=== Your goal ===
Reproduce the records below in their entirety, character for character.

=== Task material ===
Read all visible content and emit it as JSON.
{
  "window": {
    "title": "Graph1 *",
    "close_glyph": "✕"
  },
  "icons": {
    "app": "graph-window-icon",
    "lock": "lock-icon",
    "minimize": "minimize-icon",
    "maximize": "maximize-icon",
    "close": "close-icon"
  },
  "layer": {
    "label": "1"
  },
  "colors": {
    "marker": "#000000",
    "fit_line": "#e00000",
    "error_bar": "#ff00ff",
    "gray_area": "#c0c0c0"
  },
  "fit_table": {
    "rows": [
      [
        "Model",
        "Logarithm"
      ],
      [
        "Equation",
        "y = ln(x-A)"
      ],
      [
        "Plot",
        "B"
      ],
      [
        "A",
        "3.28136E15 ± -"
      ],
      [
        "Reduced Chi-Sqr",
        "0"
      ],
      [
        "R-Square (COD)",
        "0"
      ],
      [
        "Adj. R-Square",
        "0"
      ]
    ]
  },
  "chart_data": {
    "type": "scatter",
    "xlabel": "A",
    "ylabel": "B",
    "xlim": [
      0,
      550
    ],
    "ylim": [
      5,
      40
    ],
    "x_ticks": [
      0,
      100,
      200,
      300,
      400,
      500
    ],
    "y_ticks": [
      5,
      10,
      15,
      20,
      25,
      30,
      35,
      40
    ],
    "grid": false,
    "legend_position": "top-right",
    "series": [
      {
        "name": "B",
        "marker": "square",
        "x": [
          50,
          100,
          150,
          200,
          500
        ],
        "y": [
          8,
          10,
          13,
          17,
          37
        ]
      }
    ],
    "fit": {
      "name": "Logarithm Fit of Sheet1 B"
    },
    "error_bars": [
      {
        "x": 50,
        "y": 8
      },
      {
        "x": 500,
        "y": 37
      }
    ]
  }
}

=== Result of this task ===
Read all visible content and emit it as JSON.
{
  "window": {
    "title": "Graph1 *",
    "close_glyph": "✕"
  },
  "icons": {
    "app": "graph-window-icon",
    "lock": "lock-icon",
    "minimize": "minimize-icon",
    "maximize": "maximize-icon",
    "close": "close-icon"
  },
  "layer": {
    "label": "1"
  },
  "colors": {
    "marker": "#000000",
    "fit_line": "#e00000",
    "error_bar": "#ff00ff",
    "gray_area": "#c0c0c0"
  },
  "fit_table": {
    "rows": [
      [
        "Model",
        "Logarithm"
      ],
      [
        "Equation",
        "y = ln(x-A)"
      ],
      [
        "Plot",
        "B"
      ],
      [
        "A",
        "3.28136E15 ± -"
      ],
      [
        "Reduced Chi-Sqr",
        "0"
      ],
      [
        "R-Square (COD)",
        "0"
      ],
      [
        "Adj. R-Square",
        "0"
      ]
    ]
  },
  "chart_data": {
    "type": "scatter",
    "xlabel": "A",
    "ylabel": "B",
    "xlim": [
      0,
      550
    ],
    "ylim": [
      5,
      40
    ],
    "x_ticks": [
      0,
      100,
      200,
      300,
      400,
      500
    ],
    "y_ticks": [
      5,
      10,
      15,
      20,
      25,
      30,
      35,
      40
    ],
    "grid": false,
    "legend_position": "top-right",
    "series": [
      {
        "name": "B",
        "marker": "square",
        "x": [
          50,
          100,
          150,
          200,
          500
        ],
        "y": [
          8,
          10,
          13,
          17,
          37
        ]
      }
    ],
    "fit": {
      "name": "Logarithm Fit of Sheet1 B"
    },
    "error_bars": [
      {
        "x": 50,
        "y": 8
      },
      {
        "x": 500,
        "y": 37
      }
    ]
  }
}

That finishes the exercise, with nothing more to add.